▶ **What the task asks**
Gather each line of the records where "icon" appears.
---
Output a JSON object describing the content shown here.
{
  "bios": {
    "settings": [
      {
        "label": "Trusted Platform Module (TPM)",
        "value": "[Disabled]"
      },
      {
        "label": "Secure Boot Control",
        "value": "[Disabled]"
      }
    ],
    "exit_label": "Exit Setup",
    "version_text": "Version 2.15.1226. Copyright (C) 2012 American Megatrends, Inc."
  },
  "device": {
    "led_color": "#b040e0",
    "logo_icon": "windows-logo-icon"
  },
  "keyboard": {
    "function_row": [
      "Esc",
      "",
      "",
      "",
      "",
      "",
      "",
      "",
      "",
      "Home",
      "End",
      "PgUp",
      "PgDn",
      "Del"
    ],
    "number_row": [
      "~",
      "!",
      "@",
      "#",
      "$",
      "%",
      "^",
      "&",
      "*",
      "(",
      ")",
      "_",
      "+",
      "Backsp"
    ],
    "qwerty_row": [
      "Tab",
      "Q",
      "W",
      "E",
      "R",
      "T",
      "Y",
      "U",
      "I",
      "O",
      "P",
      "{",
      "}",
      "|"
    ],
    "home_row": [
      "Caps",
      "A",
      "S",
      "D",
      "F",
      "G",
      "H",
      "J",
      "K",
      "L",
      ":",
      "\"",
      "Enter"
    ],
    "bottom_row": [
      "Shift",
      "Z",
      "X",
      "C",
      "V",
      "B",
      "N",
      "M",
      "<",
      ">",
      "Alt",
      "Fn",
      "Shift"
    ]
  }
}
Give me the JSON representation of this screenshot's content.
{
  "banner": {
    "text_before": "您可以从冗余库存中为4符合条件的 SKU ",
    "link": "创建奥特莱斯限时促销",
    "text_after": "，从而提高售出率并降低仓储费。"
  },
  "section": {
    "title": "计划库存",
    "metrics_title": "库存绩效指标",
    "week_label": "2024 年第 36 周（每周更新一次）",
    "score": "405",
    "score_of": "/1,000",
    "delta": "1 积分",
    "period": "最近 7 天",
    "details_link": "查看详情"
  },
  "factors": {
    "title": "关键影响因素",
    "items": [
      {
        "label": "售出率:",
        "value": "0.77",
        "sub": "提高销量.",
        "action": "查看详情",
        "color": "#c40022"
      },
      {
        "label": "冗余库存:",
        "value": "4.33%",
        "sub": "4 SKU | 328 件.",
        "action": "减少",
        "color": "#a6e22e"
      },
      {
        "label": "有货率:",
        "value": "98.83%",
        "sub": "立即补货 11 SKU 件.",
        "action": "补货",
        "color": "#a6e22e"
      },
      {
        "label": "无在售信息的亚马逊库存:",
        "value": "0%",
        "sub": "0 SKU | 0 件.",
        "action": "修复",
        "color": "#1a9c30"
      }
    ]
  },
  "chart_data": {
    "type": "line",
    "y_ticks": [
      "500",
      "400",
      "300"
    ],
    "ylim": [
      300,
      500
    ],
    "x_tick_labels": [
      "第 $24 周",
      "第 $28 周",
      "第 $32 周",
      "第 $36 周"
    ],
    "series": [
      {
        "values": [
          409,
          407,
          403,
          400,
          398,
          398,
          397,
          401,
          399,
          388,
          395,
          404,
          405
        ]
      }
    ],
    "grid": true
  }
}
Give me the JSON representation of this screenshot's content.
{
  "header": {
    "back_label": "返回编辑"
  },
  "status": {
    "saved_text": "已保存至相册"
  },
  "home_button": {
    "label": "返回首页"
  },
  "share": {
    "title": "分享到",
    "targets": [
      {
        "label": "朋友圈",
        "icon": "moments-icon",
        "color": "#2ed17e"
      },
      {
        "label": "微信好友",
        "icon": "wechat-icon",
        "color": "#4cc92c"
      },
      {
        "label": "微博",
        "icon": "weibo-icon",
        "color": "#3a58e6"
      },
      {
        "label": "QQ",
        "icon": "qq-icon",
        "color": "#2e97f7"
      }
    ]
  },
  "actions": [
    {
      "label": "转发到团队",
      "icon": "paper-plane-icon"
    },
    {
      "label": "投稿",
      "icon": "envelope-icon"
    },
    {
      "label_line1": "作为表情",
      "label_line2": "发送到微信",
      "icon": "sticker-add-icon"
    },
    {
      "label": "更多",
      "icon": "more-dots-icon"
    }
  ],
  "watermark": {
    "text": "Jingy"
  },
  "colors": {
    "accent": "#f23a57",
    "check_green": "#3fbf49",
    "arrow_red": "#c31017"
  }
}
---
▶ **Response below**
    "logo_icon": "windows-logo-icon"
        "icon": "moments-icon",
        "icon": "wechat-icon",
        "icon": "weibo-icon",
        "icon": "qq-icon",
      "icon": "paper-plane-icon"
      "icon": "envelope-icon"
      "icon": "sticker-add-icon"
      "icon": "more-dots-icon"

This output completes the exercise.